What the task asks: The entries below contain pictures. Retype everything except those pictures, exactly as given.

[Collected data]
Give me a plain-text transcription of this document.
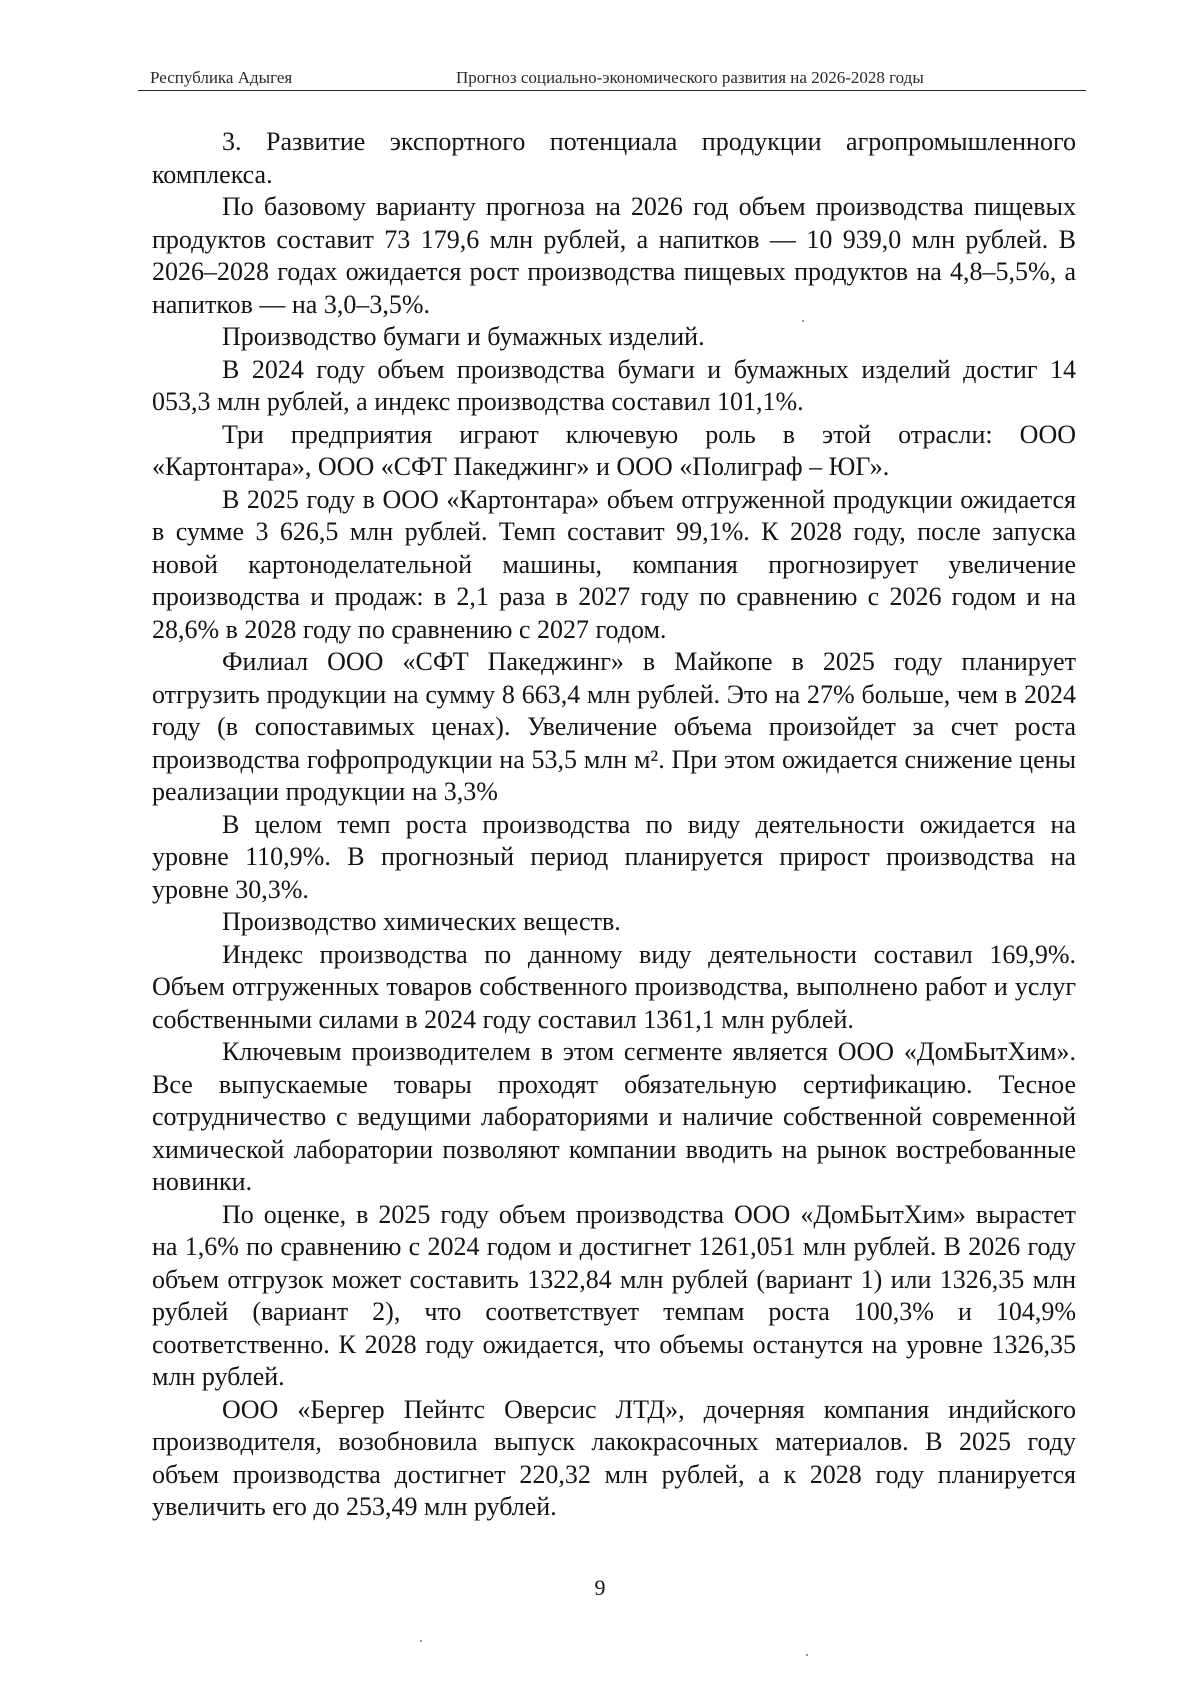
Республика Адыгея	Прогноз социально-экономического развития на 2026-2028 годы

3. Развитие экспортного потенциала продукции агропромышленного комплекса.

По базовому варианту прогноза на 2026 год объем производства пищевых продуктов составит 73 179,6 млн рублей, а напитков — 10 939,0 млн рублей. В 2026–2028 годах ожидается рост производства пищевых продуктов на 4,8–5,5%, а напитков — на 3,0–3,5%.

Производство бумаги и бумажных изделий.

В 2024 году объем производства бумаги и бумажных изделий достиг 14 053,3 млн рублей, а индекс производства составил 101,1%.

Три предприятия играют ключевую роль в этой отрасли: ООО «Картонтара», ООО «СФТ Пакеджинг» и ООО «Полиграф – ЮГ».

В 2025 году в ООО «Картонтара» объем отгруженной продукции ожидается в сумме 3 626,5 млн рублей. Темп составит 99,1%. К 2028 году, после запуска новой картоноделательной машины, компания прогнозирует увеличение производства и продаж: в 2,1 раза в 2027 году по сравнению с 2026 годом и на 28,6% в 2028 году по сравнению с 2027 годом.

Филиал ООО «СФТ Пакеджинг» в Майкопе в 2025 году планирует отгрузить продукции на сумму 8 663,4 млн рублей. Это на 27% больше, чем в 2024 году (в сопоставимых ценах). Увеличение объема произойдет за счет роста производства гофропродукции на 53,5 млн м². При этом ожидается снижение цены реализации продукции на 3,3%

В целом темп роста производства по виду деятельности ожидается на уровне 110,9%. В прогнозный период планируется прирост производства на уровне 30,3%.

Производство химических веществ.

Индекс производства по данному виду деятельности составил 169,9%. Объем отгруженных товаров собственного производства, выполнено работ и услуг собственными силами в 2024 году составил 1361,1 млн рублей.

Ключевым производителем в этом сегменте является ООО «ДомБытХим». Все выпускаемые товары проходят обязательную сертификацию. Тесное сотрудничество с ведущими лабораториями и наличие собственной современной химической лаборатории позволяют компании вводить на рынок востребованные новинки.

По оценке, в 2025 году объем производства ООО «ДомБытХим» вырастет на 1,6% по сравнению с 2024 годом и достигнет 1261,051 млн рублей. В 2026 году объем отгрузок может составить 1322,84 млн рублей (вариант 1) или 1326,35 млн рублей (вариант 2), что соответствует темпам роста 100,3% и 104,9% соответственно. К 2028 году ожидается, что объемы останутся на уровне 1326,35 млн рублей.

ООО «Бергер Пейнтс Оверсис ЛТД», дочерняя компания индийского производителя, возобновила выпуск лакокрасочных материалов. В 2025 году объем производства достигнет 220,32 млн рублей, а к 2028 году планируется увеличить его до 253,49 млн рублей.

9
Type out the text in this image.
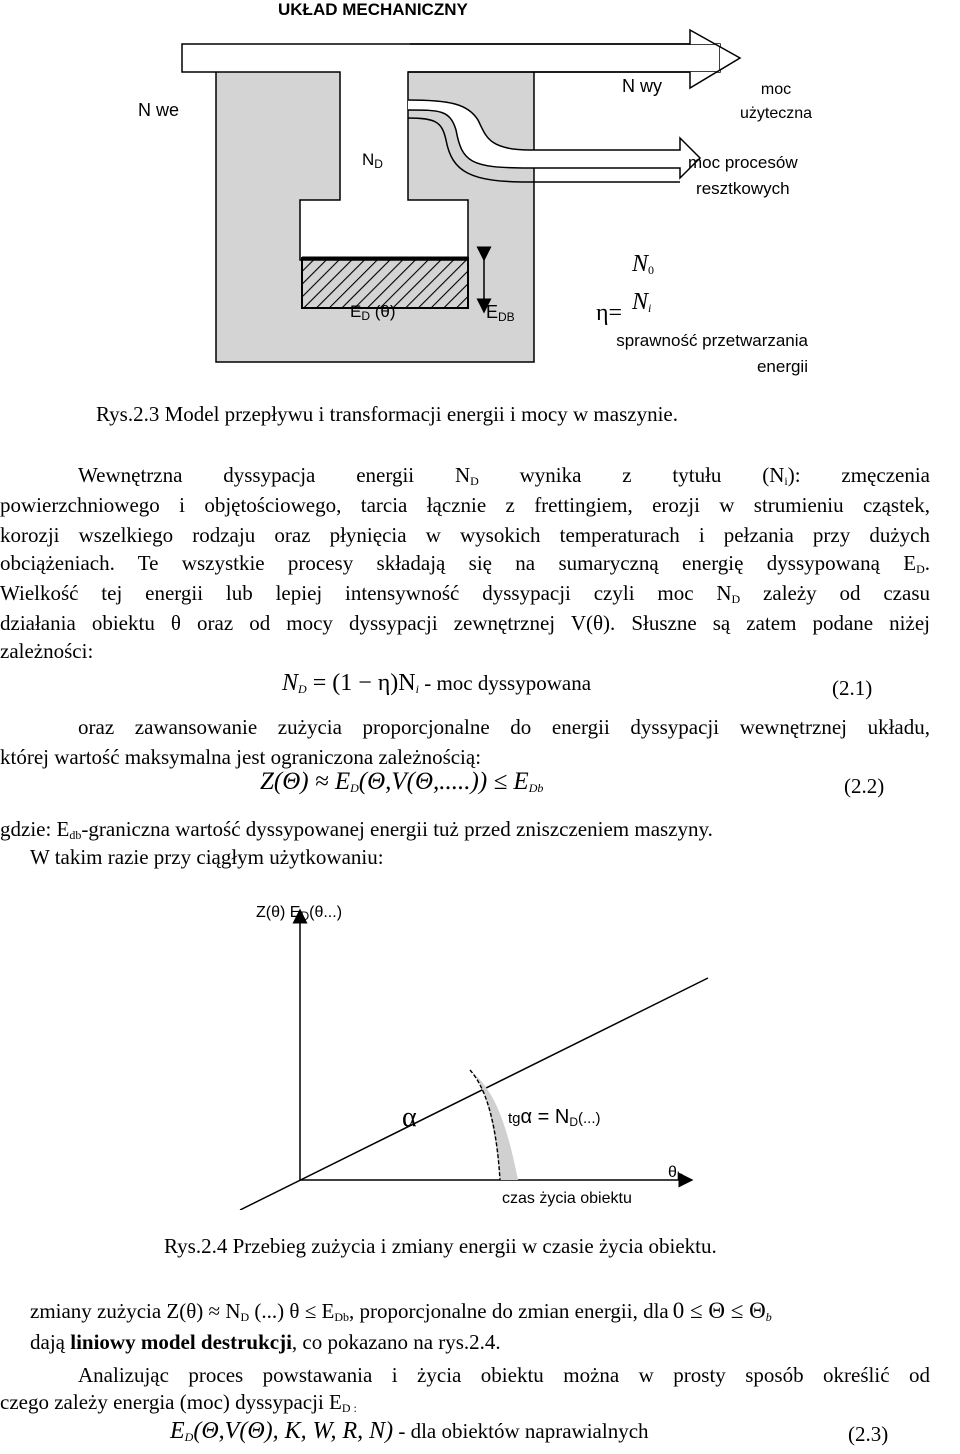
UKŁAD MECHANICZNY
N we
N wy	moc
użyteczna
$N_D$	moc procesów
resztkowych
$E_D$ (θ)	$E_{DB}$	η=
$N_0$
$N_i$
sprawność przetwarzania
energii
Rys.2.3 Model przepływu i transformacji energii i mocy w maszynie.
Wewnętrzna dyssypacja energii $N_D$ wynika z tytułu $(N_i)$: zmęczenia
powierzchniowego i objętościowego, tarcia łącznie z frettingiem, erozji w strumieniu cząstek,
korozji wszelkiego rodzaju oraz płynięcia w wysokich temperaturach i pełzania przy dużych
obciążeniach. Te wszystkie procesy składają się na sumaryczną energię dyssypowaną $E_D$.
Wielkość tej energii lub lepiej intensywność dyssypacji czyli moc $N_D$ zależy od czasu
działania obiektu θ oraz od mocy dyssypacji zewnętrznej V(θ). Słuszne są zatem podane niżej
zależności:
$N_D = (1 - \eta)N_i$ - moc dyssypowana	(2.1)
oraz zawansowanie zużycia proporcjonalne do energii dyssypacji wewnętrznej układu,
której wartość maksymalna jest ograniczona zależnością:
$Z(\Theta) \approx E_D(\Theta,V(\Theta,.....)) \le E_{Db}$	(2.2)
gdzie: $E_{db}$-graniczna wartość dyssypowanej energii tuż przed zniszczeniem maszyny.
W takim razie przy ciągłym użytkowaniu:
Z(θ) $E_D(\theta...)$
α	$tg\alpha = N_D(...)$
$\theta_b$
czas życia obiektu
Rys.2.4 Przebieg zużycia i zmiany energii w czasie życia obiektu.
zmiany zużycia $Z(\theta) \approx N_D$ (...) $\theta \le E_{Db}$, proporcjonalne do zmian energii, dla $0 \le \Theta \le \Theta_b$
dają liniowy model destrukcji, co pokazano na rys.2.4.
Analizując proces powstawania i życia obiektu można w prosty sposób określić od
czego zależy energia (moc) dyssypacji $E_{D :}$
$E_D(\Theta,V(\Theta)$, K, W, R, N) - dla obiektów naprawialnych	(2.3)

The response:
Give me a plain-text transcription of this document.
Республика Адыгея	Прогноз социально-экономического развития на 2026-2028 годы

3. Развитие экспортного потенциала продукции агропромышленного комплекса.

По базовому варианту прогноза на 2026 год объем производства пищевых продуктов составит 73 179,6 млн рублей, а напитков — 10 939,0 млн рублей. В 2026–2028 годах ожидается рост производства пищевых продуктов на 4,8–5,5%, а напитков — на 3,0–3,5%.

Производство бумаги и бумажных изделий.

В 2024 году объем производства бумаги и бумажных изделий достиг 14 053,3 млн рублей, а индекс производства составил 101,1%.

Три предприятия играют ключевую роль в этой отрасли: ООО «Картонтара», ООО «СФТ Пакеджинг» и ООО «Полиграф – ЮГ».

В 2025 году в ООО «Картонтара» объем отгруженной продукции ожидается в сумме 3 626,5 млн рублей. Темп составит 99,1%. К 2028 году, после запуска новой картоноделательной машины, компания прогнозирует увеличение производства и продаж: в 2,1 раза в 2027 году по сравнению с 2026 годом и на 28,6% в 2028 году по сравнению с 2027 годом.

Филиал ООО «СФТ Пакеджинг» в Майкопе в 2025 году планирует отгрузить продукции на сумму 8 663,4 млн рублей. Это на 27% больше, чем в 2024 году (в сопоставимых ценах). Увеличение объема произойдет за счет роста производства гофропродукции на 53,5 млн м². При этом ожидается снижение цены реализации продукции на 3,3%

В целом темп роста производства по виду деятельности ожидается на уровне 110,9%. В прогнозный период планируется прирост производства на уровне 30,3%.

Производство химических веществ.

Индекс производства по данному виду деятельности составил 169,9%. Объем отгруженных товаров собственного производства, выполнено работ и услуг собственными силами в 2024 году составил 1361,1 млн рублей.

Ключевым производителем в этом сегменте является ООО «ДомБытХим». Все выпускаемые товары проходят обязательную сертификацию. Тесное сотрудничество с ведущими лабораториями и наличие собственной современной химической лаборатории позволяют компании вводить на рынок востребованные новинки.

По оценке, в 2025 году объем производства ООО «ДомБытХим» вырастет на 1,6% по сравнению с 2024 годом и достигнет 1261,051 млн рублей. В 2026 году объем отгрузок может составить 1322,84 млн рублей (вариант 1) или 1326,35 млн рублей (вариант 2), что соответствует темпам роста 100,3% и 104,9% соответственно. К 2028 году ожидается, что объемы останутся на уровне 1326,35 млн рублей.

ООО «Бергер Пейнтс Оверсис ЛТД», дочерняя компания индийского производителя, возобновила выпуск лакокрасочных материалов. В 2025 году объем производства достигнет 220,32 млн рублей, а к 2028 году планируется увеличить его до 253,49 млн рублей.

9
Type out the text in this image.
UKŁAD MECHANICZNY
N we
N wy	moc
użyteczna
$N_D$	moc procesów
resztkowych
$E_D$ (θ)	$E_{DB}$	η=
$N_0$
$N_i$
sprawność przetwarzania
energii
Rys.2.3 Model przepływu i transformacji energii i mocy w maszynie.
Wewnętrzna dyssypacja energii $N_D$ wynika z tytułu $(N_i)$: zmęczenia
powierzchniowego i objętościowego, tarcia łącznie z frettingiem, erozji w strumieniu cząstek,
korozji wszelkiego rodzaju oraz płynięcia w wysokich temperaturach i pełzania przy dużych
obciążeniach. Te wszystkie procesy składają się na sumaryczną energię dyssypowaną $E_D$.
Wielkość tej energii lub lepiej intensywność dyssypacji czyli moc $N_D$ zależy od czasu
działania obiektu θ oraz od mocy dyssypacji zewnętrznej V(θ). Słuszne są zatem podane niżej
zależności:
$N_D = (1 - \eta)N_i$ - moc dyssypowana	(2.1)
oraz zawansowanie zużycia proporcjonalne do energii dyssypacji wewnętrznej układu,
której wartość maksymalna jest ograniczona zależnością:
$Z(\Theta) \approx E_D(\Theta,V(\Theta,.....)) \le E_{Db}$	(2.2)
gdzie: $E_{db}$-graniczna wartość dyssypowanej energii tuż przed zniszczeniem maszyny.
W takim razie przy ciągłym użytkowaniu:
Z(θ) $E_D(\theta...)$
α	$tg\alpha = N_D(...)$
$\theta_b$
czas życia obiektu
Rys.2.4 Przebieg zużycia i zmiany energii w czasie życia obiektu.
zmiany zużycia $Z(\theta) \approx N_D$ (...) $\theta \le E_{Db}$, proporcjonalne do zmian energii, dla $0 \le \Theta \le \Theta_b$
dają liniowy model destrukcji, co pokazano na rys.2.4.
Analizując proces powstawania i życia obiektu można w prosty sposób określić od
czego zależy energia (moc) dyssypacji $E_{D :}$
$E_D(\Theta,V(\Theta)$, K, W, R, N) - dla obiektów naprawialnych	(2.3)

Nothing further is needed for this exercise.